> [Required work] Copy every line of the data that includes the string "карпу".
++++ Supplied data
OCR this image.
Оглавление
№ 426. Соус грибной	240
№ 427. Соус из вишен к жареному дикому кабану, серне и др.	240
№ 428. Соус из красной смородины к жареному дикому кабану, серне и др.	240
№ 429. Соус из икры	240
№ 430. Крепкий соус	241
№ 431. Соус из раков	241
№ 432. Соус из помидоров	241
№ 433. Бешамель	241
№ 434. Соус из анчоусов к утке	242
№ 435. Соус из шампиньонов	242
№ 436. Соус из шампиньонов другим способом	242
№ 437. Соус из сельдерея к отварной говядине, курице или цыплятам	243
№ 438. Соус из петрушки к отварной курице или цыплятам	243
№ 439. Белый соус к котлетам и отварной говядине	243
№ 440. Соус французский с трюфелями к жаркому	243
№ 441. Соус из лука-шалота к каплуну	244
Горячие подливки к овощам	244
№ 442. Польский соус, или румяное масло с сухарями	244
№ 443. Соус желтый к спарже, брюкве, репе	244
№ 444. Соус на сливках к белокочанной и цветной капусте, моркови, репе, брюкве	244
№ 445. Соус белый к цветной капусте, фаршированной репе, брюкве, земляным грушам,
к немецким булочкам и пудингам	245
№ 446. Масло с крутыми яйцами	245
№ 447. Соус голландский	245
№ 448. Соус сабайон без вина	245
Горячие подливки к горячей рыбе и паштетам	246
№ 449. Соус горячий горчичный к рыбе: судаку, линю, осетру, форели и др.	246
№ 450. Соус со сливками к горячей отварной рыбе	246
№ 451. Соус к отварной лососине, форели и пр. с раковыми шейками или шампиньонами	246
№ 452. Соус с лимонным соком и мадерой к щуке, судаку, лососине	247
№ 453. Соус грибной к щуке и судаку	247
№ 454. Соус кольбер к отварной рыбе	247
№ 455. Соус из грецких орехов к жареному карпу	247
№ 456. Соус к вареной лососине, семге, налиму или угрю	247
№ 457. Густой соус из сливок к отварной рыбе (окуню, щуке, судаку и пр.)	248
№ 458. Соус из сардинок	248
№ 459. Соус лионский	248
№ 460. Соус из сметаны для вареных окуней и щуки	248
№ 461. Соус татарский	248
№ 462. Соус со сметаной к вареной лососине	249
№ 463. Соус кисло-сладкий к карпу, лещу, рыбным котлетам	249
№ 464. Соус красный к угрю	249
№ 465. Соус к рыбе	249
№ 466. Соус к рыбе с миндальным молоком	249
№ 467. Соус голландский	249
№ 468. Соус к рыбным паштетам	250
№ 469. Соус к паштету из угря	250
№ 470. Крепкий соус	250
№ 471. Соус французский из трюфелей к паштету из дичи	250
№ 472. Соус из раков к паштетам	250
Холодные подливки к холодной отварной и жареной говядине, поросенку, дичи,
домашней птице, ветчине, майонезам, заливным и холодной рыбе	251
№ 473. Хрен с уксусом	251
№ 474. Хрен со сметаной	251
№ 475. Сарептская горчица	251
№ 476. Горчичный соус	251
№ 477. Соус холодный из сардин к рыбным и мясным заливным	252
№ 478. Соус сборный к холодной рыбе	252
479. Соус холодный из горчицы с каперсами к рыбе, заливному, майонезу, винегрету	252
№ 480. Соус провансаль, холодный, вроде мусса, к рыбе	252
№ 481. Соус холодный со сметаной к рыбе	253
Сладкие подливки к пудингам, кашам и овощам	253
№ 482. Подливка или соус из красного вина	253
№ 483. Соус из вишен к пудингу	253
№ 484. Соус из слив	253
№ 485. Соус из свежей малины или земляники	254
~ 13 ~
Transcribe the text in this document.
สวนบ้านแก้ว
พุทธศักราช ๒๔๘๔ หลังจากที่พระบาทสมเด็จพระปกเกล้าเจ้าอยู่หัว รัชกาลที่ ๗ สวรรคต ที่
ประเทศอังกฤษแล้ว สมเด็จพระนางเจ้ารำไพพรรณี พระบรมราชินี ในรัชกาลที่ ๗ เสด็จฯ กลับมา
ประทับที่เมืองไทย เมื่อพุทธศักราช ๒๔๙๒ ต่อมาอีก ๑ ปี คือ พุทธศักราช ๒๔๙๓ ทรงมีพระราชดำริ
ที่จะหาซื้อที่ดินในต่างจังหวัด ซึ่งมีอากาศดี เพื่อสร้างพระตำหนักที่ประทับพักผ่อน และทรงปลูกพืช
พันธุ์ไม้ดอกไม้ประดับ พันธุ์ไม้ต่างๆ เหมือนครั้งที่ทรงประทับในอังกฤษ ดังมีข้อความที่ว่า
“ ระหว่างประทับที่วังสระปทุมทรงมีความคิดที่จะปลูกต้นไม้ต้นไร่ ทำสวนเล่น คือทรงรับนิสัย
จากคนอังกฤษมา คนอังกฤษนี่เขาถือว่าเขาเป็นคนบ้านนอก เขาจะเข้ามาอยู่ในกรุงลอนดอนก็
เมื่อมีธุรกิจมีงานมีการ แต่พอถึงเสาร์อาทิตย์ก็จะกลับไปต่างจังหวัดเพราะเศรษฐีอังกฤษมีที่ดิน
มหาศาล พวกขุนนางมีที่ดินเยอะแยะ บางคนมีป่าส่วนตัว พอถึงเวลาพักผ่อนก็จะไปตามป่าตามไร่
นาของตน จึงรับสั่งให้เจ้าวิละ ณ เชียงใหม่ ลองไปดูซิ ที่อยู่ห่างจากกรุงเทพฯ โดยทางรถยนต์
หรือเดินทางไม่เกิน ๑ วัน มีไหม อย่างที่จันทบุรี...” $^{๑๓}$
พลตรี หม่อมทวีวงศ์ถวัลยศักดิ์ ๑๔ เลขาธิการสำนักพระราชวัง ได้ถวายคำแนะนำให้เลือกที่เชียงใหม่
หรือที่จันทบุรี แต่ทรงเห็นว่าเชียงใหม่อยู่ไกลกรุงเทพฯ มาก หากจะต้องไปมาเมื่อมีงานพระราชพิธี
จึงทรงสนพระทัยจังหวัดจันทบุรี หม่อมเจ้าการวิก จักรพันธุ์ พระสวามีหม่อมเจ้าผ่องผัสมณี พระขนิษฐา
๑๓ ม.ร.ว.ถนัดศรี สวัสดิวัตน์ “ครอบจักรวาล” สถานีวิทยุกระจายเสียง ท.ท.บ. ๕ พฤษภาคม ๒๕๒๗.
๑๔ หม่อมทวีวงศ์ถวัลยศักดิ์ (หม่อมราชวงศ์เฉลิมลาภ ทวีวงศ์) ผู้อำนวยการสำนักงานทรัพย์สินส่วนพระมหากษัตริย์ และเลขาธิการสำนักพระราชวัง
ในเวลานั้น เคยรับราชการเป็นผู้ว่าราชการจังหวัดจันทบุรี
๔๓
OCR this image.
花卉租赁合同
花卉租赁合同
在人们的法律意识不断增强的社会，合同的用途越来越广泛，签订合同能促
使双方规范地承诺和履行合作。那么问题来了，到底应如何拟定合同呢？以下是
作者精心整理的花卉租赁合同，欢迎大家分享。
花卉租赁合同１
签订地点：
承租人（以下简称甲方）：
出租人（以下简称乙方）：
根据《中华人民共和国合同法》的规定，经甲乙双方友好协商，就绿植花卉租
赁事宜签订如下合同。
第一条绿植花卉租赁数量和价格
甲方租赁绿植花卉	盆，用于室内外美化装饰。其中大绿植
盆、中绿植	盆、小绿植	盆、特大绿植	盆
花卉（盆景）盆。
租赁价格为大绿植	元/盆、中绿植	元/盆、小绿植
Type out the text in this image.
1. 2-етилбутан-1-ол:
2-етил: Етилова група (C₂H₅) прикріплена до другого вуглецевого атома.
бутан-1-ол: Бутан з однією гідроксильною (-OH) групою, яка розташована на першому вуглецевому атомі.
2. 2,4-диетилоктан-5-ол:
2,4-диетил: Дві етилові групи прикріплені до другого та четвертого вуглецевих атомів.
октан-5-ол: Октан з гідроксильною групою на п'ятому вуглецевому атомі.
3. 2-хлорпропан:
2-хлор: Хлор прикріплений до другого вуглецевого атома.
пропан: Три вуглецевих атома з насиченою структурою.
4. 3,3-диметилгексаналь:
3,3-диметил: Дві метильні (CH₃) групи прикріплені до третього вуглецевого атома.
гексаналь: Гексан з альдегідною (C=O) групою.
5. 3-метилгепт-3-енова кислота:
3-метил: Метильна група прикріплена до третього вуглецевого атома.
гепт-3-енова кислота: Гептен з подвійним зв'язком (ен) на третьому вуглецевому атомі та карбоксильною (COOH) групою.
++++++++
> [Written response]
№ 455. Соус из грецких орехов к жареному карпу	247
№ 463. Соус кисло-сладкий к карпу, лещу, рыбным котлетам	249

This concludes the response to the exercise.